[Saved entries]

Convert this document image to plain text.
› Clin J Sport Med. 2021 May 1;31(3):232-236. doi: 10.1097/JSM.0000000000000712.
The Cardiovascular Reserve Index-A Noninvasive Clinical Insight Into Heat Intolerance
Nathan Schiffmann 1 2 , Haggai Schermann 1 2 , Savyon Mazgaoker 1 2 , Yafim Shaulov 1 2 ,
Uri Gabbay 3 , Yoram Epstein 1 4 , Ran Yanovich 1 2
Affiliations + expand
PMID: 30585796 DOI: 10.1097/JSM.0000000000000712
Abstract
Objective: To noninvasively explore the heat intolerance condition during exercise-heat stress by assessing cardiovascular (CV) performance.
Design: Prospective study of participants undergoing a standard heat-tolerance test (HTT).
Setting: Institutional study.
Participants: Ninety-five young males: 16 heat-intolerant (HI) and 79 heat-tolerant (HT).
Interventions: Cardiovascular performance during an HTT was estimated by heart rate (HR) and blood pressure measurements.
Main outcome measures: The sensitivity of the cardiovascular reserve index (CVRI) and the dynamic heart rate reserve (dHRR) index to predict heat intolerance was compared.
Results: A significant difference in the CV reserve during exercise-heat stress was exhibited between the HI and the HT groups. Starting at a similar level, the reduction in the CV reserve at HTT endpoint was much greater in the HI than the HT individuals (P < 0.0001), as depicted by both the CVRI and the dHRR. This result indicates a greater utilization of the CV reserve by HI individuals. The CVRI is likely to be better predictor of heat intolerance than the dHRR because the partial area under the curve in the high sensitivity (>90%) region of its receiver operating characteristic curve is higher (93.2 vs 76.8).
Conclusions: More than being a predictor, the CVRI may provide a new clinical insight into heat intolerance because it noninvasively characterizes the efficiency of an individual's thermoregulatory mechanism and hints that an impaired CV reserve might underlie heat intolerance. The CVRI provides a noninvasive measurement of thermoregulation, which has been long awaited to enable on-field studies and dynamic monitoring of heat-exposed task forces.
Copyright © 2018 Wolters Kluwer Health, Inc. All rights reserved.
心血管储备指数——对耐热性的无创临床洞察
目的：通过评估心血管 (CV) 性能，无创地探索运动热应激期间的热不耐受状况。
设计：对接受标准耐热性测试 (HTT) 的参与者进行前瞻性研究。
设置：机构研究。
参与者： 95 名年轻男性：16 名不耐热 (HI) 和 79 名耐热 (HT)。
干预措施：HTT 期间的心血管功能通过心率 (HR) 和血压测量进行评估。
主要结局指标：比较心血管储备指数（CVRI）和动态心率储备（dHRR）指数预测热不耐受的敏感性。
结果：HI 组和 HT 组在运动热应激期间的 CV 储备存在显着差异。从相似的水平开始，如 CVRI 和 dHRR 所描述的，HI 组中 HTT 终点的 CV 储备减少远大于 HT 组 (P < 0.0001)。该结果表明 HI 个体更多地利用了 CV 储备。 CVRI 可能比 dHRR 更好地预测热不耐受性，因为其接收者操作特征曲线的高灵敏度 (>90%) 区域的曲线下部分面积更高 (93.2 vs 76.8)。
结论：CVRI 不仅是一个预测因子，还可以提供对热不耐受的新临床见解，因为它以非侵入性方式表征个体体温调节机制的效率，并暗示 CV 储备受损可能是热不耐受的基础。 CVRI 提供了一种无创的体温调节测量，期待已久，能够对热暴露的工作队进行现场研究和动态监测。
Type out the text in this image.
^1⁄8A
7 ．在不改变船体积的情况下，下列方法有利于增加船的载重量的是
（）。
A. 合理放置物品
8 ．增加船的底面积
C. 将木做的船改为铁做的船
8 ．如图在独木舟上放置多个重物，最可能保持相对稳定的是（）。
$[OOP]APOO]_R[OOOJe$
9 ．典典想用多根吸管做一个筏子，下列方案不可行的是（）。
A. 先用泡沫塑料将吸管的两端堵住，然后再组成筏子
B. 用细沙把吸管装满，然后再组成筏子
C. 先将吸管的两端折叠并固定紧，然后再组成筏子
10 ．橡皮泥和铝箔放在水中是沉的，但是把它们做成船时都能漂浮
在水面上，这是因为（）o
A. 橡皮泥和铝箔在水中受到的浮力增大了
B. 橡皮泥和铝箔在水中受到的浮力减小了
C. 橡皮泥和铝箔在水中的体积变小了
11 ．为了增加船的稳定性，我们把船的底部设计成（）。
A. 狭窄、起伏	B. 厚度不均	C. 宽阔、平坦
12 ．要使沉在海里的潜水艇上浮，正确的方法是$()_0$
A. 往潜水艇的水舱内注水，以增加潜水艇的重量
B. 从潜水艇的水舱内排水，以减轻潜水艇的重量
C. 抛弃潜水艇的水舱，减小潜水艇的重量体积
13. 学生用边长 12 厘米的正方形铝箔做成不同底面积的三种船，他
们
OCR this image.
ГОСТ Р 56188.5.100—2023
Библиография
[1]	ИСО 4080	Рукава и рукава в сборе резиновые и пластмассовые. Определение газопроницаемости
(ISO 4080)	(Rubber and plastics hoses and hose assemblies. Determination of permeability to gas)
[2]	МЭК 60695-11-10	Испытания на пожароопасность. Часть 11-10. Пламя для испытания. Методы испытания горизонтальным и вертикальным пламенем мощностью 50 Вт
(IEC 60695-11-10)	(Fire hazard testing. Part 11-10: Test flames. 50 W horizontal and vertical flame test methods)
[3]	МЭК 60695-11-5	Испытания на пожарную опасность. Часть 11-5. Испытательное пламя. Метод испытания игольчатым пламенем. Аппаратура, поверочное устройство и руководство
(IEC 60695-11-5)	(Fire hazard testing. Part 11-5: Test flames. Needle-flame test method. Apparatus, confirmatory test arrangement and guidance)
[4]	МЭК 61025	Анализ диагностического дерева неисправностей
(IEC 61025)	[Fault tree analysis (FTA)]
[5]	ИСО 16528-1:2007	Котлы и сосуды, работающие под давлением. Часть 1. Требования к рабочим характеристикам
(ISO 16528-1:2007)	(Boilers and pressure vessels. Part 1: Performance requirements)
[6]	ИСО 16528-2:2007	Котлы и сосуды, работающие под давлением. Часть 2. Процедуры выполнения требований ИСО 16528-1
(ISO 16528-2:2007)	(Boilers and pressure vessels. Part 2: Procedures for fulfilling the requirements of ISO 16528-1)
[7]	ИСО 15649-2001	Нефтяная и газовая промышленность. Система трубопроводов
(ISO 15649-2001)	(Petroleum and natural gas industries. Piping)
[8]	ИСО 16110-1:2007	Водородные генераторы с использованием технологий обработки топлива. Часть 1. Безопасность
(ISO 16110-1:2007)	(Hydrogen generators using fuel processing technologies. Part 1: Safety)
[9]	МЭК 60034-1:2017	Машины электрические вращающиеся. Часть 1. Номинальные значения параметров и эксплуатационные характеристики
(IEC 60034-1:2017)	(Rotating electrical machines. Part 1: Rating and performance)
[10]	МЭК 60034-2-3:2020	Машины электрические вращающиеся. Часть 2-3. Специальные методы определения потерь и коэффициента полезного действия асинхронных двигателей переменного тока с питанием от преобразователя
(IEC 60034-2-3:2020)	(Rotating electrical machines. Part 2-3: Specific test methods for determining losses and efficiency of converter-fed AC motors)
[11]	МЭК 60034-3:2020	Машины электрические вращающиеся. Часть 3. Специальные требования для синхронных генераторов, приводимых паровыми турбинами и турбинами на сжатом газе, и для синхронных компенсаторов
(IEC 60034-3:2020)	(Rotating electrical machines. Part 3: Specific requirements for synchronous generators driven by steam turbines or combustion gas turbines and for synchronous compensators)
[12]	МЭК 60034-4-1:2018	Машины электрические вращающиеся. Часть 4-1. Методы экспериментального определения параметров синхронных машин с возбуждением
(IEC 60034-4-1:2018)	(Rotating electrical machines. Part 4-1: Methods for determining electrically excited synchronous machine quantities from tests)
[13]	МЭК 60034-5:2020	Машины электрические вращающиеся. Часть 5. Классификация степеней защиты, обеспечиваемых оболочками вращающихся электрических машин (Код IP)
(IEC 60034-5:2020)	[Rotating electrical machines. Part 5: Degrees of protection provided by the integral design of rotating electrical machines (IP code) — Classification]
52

_TASK DETAILS_.
Read the lines above. Gather those in which the string "работающие" is found.

_ANSWER_.
[5]	ИСО 16528-1:2007	Котлы и сосуды, работающие под давлением. Часть 1. Требования к рабочим характеристикам
[6]	ИСО 16528-2:2007	Котлы и сосуды, работающие под давлением. Часть 2. Процедуры выполнения требований ИСО 16528-1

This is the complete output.